■ **The request**
Copy out each line of the material below with no changes.
—————
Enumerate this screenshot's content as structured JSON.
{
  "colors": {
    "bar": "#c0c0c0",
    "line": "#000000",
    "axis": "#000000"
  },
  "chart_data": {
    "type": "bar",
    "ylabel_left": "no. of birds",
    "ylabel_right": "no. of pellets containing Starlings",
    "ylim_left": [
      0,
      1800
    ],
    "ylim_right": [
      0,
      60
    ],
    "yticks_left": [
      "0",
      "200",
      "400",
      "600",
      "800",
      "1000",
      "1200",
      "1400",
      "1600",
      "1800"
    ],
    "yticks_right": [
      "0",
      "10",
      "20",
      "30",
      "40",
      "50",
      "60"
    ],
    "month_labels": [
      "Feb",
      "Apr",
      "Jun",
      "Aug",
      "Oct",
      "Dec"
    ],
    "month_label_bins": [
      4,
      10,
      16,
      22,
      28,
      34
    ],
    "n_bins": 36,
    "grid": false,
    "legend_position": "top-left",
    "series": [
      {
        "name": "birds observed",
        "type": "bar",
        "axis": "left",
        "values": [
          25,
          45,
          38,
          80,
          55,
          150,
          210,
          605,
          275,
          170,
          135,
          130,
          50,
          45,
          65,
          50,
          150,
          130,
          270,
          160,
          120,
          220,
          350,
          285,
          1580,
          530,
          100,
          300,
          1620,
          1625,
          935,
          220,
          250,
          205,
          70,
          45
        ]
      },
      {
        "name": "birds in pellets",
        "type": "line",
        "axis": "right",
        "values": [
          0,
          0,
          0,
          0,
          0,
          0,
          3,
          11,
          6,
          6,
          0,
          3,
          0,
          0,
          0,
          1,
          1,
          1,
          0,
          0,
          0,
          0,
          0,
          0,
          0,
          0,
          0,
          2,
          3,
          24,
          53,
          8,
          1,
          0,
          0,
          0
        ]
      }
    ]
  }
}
—————
■ **Answer below**
Enumerate this screenshot's content as structured JSON.
{
  "colors": {
    "bar": "#c0c0c0",
    "line": "#000000",
    "axis": "#000000"
  },
  "chart_data": {
    "type": "bar",
    "ylabel_left": "no. of birds",
    "ylabel_right": "no. of pellets containing Starlings",
    "ylim_left": [
      0,
      1800
    ],
    "ylim_right": [
      0,
      60
    ],
    "yticks_left": [
      "0",
      "200",
      "400",
      "600",
      "800",
      "1000",
      "1200",
      "1400",
      "1600",
      "1800"
    ],
    "yticks_right": [
      "0",
      "10",
      "20",
      "30",
      "40",
      "50",
      "60"
    ],
    "month_labels": [
      "Feb",
      "Apr",
      "Jun",
      "Aug",
      "Oct",
      "Dec"
    ],
    "month_label_bins": [
      4,
      10,
      16,
      22,
      28,
      34
    ],
    "n_bins": 36,
    "grid": false,
    "legend_position": "top-left",
    "series": [
      {
        "name": "birds observed",
        "type": "bar",
        "axis": "left",
        "values": [
          25,
          45,
          38,
          80,
          55,
          150,
          210,
          605,
          275,
          170,
          135,
          130,
          50,
          45,
          65,
          50,
          150,
          130,
          270,
          160,
          120,
          220,
          350,
          285,
          1580,
          530,
          100,
          300,
          1620,
          1625,
          935,
          220,
          250,
          205,
          70,
          45
        ]
      },
      {
        "name": "birds in pellets",
        "type": "line",
        "axis": "right",
        "values": [
          0,
          0,
          0,
          0,
          0,
          0,
          3,
          11,
          6,
          6,
          0,
          3,
          0,
          0,
          0,
          1,
          1,
          1,
          0,
          0,
          0,
          0,
          0,
          0,
          0,
          0,
          0,
          2,
          3,
          24,
          53,
          8,
          1,
          0,
          0,
          0
        ]
      }
    ]
  }
}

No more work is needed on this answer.